▶ [Problems to solve]
**1.** From the undersea cable text, reproduce word for word the passage that starts at "So, the emphasis" and stops after "corporate networking environment.".
**2.** According to the undersea cable text, how much of all inter-continental traffic now goes over submarine cable networks?

▶ [Page text]
——

Without these undersea cable networks, the global internet that interconnects continents and erases distance would not exist. With the massive rise in annual demand for bandwidth, what does the future hold? Recent revolutionary technology has added new capacity to transoceanic corridors, extended the life of existing cable assets, and helped to create new business models.

Modern day pressures

The world was a simpler place when we were limited to sending messages of just a few words per minute.

Today, high bandwidth services, such as HD video, network virtualization, and cloud computing - services that businesses and consumers depend on are placing greater extra pressure on networks, and cables. Networks need to be able to scale and adjust in real-time in response to surging and often unpredictable traffic demands to satisfy the vast and ever-growing data appetite of the online world.

So, the emphasis is on smart networks that can process and prioritise, react and adapt to changing requirements as bandwidth demands evolve. At the heart of achieving this is near real-time data, which feeds into network algorithms to help providers gain greater visibility and programmability to cope with exploding bandwidth needs. This network intelligence is every bit as vital in submarine cables as it would be within a data centre or corporate networking environment.

The future of submarine cable development

Just a few decades ago, approximately half of all internet-related data was being carried by satellite networks. Now, upwards of 99% of all inter-continental traffic is sent over submarine cable networks. The reason for this is simply a need for capacity and low latency. Satellite networks simply cannot scale to the information-carrying capacity and associated cost points. The preference for cable over satellite means there must be increased investment both in cables and their underlying technology.

——

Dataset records

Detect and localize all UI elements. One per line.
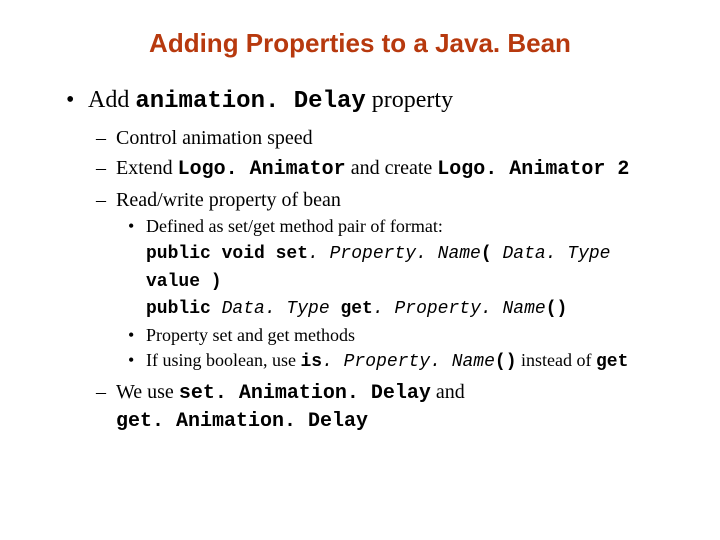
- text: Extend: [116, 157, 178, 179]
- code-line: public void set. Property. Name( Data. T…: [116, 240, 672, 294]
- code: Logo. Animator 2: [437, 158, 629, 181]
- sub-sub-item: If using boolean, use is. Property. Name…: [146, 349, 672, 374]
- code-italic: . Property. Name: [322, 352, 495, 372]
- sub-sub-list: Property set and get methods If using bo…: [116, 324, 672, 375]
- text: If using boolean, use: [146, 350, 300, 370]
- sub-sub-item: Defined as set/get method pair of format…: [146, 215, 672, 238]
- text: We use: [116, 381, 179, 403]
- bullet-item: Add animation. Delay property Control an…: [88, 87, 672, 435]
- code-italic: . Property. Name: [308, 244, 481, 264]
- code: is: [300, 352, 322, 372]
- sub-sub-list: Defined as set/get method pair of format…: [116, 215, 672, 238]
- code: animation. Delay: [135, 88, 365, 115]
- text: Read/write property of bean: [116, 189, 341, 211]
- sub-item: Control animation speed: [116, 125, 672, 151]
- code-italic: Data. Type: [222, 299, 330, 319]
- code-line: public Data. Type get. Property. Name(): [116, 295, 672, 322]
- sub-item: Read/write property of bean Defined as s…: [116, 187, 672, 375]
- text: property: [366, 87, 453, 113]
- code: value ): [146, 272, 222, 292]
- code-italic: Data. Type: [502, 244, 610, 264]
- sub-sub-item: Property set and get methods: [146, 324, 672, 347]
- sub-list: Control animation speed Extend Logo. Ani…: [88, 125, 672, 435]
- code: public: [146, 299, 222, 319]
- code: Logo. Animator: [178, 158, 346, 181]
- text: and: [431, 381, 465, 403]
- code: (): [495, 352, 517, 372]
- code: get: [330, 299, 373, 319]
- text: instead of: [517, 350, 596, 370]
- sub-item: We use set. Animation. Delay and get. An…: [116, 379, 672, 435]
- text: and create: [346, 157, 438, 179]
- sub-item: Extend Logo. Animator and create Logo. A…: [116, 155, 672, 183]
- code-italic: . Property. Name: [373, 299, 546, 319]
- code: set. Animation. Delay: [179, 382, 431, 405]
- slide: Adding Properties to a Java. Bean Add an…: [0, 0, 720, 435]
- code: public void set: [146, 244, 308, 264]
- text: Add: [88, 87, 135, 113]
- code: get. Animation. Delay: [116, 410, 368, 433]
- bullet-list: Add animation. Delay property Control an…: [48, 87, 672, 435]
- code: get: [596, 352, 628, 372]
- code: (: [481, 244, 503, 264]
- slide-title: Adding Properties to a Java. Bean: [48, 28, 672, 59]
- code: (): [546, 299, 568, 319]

——

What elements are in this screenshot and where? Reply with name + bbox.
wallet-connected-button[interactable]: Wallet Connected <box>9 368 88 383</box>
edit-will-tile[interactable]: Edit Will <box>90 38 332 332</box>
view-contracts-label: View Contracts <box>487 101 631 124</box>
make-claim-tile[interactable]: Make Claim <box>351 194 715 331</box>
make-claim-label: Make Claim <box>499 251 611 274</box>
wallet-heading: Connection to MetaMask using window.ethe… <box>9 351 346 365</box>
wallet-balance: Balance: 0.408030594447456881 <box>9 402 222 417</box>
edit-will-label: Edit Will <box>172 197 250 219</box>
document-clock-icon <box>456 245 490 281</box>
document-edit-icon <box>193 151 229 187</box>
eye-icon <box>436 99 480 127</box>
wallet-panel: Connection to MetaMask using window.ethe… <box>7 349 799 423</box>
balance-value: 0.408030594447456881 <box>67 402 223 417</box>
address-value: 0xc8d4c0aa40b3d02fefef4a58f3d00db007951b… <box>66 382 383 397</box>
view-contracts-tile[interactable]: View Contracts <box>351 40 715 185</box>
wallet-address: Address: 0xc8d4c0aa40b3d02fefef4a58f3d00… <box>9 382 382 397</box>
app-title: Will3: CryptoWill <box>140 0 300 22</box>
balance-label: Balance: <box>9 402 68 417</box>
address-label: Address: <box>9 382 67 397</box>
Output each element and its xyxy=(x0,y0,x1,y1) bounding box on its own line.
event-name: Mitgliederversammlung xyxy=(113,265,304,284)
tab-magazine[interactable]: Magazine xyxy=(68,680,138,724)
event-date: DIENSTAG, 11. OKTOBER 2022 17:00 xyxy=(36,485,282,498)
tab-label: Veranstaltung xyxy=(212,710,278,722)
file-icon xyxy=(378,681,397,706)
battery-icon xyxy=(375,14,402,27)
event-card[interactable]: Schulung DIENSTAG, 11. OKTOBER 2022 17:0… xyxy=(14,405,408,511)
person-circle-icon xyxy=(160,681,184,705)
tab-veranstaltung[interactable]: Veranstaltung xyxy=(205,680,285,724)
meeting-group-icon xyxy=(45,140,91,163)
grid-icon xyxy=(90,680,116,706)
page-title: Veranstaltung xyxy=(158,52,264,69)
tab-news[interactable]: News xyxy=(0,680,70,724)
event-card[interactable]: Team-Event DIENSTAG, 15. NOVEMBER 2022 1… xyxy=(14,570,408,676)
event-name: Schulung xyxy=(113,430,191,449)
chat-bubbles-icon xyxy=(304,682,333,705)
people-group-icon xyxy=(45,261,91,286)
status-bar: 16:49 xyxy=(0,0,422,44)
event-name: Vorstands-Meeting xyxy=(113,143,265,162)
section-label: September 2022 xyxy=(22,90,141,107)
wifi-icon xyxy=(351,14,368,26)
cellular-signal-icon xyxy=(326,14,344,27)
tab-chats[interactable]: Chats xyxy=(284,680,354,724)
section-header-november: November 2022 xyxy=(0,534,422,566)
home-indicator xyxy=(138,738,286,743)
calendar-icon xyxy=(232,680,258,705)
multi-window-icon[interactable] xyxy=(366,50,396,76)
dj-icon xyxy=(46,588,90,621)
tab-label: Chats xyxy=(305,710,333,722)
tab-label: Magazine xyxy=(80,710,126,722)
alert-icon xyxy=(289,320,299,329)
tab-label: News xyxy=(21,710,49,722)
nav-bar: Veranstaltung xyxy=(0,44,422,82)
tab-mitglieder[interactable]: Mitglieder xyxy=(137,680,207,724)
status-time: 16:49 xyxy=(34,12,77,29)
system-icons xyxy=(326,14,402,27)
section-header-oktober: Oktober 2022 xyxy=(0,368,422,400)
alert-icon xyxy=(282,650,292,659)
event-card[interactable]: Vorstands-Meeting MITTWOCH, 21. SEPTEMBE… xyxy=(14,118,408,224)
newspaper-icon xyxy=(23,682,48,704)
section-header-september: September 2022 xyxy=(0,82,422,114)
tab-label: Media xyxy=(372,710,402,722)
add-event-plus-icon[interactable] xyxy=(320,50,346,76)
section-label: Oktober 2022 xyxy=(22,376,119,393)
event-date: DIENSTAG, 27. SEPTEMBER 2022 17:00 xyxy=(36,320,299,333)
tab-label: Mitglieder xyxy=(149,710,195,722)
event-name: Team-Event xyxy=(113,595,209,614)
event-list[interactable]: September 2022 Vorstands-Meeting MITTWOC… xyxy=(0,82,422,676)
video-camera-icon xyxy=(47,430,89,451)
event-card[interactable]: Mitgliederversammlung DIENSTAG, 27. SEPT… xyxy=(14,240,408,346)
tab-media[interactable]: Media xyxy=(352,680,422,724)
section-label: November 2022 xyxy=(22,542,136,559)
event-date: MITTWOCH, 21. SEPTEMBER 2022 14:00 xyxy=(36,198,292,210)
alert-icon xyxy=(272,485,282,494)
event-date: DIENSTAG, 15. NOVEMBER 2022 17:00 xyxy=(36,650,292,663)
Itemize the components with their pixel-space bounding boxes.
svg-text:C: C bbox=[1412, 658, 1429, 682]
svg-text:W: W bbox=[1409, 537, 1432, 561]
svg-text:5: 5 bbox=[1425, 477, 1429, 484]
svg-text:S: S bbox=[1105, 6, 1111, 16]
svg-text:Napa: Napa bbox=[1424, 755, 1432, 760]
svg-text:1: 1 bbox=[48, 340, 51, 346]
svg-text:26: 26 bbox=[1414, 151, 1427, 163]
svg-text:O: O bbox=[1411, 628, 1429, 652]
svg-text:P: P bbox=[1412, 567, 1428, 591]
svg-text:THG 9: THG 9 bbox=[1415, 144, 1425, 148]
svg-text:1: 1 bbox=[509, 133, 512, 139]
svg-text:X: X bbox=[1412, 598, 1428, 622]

——

▶ [Task-by-task results]
**1.**
So, the emphasis is on smart networks that can process and prioritise, react and adapt to changing requirements as bandwidth demands evolve. At the heart of achieving this is near real-time data, which feeds into network algorithms to help providers gain greater visibility and programmability to cope with exploding bandwidth needs. This network intelligence is every bit as vital in submarine cables as it would be within a data centre or corporate networking environment.

**2.** Upwards of 99%.